* _Objective_
Check every line in the records below for the word "JSON" and report how many have it, nothing more.

==*==

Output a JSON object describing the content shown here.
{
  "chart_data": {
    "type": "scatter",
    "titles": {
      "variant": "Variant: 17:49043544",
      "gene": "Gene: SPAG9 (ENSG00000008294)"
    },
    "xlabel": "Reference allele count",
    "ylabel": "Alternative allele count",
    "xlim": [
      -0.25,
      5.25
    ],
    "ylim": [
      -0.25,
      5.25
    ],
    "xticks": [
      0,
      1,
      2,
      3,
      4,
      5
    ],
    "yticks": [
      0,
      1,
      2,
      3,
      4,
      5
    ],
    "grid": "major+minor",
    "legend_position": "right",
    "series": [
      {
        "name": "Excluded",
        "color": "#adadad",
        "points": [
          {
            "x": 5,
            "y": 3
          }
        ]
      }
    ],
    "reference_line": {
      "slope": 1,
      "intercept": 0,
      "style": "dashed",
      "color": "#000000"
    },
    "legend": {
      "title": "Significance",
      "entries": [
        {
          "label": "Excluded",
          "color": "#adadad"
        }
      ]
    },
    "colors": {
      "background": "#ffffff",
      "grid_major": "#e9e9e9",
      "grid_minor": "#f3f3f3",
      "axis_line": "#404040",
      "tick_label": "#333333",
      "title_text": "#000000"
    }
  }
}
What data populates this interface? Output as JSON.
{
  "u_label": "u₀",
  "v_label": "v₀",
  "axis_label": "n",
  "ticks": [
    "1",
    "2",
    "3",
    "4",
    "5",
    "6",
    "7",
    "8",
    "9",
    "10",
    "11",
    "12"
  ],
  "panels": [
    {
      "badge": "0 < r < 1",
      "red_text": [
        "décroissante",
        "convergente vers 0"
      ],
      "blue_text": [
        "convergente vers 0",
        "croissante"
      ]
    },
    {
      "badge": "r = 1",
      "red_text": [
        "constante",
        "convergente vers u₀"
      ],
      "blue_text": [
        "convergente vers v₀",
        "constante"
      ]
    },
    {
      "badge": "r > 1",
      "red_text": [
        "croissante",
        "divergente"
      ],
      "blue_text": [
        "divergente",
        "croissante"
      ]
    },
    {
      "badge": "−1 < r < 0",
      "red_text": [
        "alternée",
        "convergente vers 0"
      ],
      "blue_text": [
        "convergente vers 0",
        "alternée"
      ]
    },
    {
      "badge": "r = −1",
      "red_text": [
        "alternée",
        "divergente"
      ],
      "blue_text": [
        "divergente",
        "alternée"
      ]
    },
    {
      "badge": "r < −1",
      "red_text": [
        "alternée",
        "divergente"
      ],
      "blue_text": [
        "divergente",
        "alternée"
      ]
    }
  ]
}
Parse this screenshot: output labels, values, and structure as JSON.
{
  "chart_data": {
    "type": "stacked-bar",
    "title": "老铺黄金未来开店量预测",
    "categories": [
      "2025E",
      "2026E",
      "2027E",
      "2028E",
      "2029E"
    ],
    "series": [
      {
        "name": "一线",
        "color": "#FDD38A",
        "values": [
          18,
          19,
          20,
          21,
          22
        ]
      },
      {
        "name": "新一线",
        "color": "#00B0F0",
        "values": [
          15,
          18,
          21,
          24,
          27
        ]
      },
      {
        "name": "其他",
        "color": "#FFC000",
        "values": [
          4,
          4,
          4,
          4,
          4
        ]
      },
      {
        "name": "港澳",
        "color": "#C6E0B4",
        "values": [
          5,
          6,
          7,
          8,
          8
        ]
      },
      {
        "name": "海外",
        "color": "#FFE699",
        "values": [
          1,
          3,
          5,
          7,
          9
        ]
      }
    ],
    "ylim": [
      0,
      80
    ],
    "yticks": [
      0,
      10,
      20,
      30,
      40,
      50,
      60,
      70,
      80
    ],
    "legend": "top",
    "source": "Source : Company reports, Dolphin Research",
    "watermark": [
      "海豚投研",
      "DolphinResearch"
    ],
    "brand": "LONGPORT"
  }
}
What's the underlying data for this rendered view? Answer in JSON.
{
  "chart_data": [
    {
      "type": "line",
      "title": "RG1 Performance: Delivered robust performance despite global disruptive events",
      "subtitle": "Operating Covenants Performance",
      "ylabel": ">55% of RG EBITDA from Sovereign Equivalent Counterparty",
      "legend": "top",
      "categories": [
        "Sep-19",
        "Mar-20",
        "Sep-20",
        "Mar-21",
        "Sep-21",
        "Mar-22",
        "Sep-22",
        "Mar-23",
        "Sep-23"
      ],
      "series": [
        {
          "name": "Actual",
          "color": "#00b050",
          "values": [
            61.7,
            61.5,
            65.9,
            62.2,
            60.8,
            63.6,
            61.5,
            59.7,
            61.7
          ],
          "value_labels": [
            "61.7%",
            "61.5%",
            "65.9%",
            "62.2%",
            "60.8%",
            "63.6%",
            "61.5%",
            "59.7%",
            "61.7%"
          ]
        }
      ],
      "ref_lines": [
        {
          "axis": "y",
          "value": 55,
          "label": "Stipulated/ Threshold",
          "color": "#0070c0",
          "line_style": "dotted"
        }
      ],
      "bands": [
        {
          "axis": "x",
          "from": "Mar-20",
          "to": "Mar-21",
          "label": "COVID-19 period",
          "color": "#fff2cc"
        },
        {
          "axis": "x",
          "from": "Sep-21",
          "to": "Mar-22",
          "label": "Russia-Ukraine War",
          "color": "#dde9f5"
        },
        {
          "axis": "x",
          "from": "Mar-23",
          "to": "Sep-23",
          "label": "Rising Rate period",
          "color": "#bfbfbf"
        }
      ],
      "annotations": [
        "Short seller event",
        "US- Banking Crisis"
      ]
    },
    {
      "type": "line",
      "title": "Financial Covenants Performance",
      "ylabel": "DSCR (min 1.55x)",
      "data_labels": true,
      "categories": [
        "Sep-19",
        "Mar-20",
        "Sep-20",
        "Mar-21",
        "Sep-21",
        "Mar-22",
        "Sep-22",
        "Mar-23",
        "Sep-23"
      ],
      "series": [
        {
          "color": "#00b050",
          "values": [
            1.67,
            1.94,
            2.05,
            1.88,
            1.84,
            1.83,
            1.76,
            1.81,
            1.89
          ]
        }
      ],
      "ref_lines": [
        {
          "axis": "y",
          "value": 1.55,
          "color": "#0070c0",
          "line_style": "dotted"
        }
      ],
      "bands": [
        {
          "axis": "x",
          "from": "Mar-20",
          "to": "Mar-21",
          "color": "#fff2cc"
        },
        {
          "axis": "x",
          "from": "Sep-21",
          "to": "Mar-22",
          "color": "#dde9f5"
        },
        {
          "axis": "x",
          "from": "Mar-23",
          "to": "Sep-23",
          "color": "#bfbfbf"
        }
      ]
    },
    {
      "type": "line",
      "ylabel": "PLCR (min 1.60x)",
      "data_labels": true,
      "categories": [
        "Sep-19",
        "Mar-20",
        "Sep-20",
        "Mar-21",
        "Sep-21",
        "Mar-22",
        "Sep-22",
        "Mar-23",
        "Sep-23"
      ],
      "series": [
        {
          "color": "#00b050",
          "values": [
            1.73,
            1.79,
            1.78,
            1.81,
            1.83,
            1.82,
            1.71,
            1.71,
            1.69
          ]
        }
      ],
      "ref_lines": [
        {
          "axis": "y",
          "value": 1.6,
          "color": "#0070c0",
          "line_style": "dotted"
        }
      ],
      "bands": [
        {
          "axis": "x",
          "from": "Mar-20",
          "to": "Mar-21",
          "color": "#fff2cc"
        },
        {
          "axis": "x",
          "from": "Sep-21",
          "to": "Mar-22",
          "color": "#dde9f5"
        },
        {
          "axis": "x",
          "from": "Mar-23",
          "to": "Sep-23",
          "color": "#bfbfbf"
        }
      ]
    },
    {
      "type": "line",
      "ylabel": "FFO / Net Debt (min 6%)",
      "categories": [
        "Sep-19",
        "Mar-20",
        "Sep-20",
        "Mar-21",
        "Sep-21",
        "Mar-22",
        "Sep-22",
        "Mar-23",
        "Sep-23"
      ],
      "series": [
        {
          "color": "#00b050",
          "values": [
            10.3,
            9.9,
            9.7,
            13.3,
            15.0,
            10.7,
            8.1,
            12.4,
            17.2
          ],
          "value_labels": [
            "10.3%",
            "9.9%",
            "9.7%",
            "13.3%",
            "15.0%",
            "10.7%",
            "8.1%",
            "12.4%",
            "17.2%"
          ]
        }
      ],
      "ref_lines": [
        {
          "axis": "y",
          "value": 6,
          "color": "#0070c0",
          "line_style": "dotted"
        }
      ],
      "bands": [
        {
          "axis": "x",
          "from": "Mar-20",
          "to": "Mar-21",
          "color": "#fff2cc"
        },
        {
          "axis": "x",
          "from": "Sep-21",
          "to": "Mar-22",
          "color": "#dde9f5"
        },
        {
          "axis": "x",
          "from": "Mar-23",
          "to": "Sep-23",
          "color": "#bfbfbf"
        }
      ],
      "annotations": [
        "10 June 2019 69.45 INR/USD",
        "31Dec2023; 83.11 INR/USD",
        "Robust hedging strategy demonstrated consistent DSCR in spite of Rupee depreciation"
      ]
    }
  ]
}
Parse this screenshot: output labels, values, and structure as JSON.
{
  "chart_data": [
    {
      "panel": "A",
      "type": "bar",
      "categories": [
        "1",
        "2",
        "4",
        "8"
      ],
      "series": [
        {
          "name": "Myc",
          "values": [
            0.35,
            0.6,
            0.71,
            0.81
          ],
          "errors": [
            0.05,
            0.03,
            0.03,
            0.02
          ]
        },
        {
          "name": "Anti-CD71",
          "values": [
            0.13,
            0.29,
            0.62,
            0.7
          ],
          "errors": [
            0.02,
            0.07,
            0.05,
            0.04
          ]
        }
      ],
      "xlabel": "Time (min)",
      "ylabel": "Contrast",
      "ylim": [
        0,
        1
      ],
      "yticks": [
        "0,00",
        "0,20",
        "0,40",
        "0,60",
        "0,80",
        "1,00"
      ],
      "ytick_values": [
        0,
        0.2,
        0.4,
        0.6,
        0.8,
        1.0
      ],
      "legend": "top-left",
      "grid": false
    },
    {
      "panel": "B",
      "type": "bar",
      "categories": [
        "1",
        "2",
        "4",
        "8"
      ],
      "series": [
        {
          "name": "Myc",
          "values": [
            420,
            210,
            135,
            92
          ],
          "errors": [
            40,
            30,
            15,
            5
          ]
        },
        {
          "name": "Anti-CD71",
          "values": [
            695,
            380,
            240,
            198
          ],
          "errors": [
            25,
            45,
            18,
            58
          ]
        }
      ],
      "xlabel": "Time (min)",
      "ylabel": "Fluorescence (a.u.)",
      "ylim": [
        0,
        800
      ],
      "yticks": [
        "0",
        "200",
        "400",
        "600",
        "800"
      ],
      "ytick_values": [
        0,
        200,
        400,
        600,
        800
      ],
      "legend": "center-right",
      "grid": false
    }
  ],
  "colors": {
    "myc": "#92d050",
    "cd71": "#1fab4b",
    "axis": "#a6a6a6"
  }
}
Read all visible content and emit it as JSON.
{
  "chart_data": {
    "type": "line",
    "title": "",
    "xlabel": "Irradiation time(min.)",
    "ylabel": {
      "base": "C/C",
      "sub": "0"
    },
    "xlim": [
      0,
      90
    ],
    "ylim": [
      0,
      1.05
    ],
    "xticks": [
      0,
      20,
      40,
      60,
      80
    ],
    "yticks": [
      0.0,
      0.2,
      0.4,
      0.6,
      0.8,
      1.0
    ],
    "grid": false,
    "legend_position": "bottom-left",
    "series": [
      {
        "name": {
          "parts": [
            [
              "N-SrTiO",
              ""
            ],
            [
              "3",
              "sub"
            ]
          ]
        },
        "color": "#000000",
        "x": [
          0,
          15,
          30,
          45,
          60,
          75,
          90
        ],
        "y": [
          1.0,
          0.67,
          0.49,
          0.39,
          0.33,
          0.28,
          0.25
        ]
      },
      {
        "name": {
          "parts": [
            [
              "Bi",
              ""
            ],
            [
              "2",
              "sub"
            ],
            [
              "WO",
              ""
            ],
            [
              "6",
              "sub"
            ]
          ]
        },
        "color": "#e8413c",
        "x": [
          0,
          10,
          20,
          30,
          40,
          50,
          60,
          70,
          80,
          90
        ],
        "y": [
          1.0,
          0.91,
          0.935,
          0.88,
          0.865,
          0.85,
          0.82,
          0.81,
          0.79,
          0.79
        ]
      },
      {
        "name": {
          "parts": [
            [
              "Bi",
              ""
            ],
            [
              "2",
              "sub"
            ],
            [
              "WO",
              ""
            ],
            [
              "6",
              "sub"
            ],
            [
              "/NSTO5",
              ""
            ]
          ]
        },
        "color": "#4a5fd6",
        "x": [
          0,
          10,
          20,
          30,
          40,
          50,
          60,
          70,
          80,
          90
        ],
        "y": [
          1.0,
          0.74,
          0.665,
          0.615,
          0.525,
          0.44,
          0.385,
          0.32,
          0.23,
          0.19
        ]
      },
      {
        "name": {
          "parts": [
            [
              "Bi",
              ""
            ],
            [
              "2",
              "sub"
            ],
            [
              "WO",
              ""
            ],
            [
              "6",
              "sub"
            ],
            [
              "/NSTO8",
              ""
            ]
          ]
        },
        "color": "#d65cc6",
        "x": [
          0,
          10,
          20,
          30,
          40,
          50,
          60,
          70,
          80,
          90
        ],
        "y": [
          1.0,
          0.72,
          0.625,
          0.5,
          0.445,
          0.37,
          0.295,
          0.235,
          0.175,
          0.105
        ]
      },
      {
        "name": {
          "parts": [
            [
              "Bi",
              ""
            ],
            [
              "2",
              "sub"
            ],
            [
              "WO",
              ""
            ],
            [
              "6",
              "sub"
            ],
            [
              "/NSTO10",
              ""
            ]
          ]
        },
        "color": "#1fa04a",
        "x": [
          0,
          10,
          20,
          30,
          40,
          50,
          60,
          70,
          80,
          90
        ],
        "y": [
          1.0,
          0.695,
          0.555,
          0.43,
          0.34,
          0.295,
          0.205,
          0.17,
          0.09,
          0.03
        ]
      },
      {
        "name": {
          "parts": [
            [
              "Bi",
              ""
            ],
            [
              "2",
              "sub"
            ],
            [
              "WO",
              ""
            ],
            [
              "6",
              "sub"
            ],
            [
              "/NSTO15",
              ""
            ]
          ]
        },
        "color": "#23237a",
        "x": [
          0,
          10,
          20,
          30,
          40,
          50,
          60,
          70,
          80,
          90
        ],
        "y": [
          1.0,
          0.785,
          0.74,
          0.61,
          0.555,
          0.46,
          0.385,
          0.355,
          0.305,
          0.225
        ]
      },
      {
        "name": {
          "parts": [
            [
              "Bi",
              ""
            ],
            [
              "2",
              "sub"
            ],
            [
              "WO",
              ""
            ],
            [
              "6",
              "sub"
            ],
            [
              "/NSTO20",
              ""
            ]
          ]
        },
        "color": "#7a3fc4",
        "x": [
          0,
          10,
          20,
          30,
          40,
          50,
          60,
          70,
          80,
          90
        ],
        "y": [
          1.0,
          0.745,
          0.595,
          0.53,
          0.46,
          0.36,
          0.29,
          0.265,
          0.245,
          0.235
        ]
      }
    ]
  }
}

==*==

* _Problem solution_
6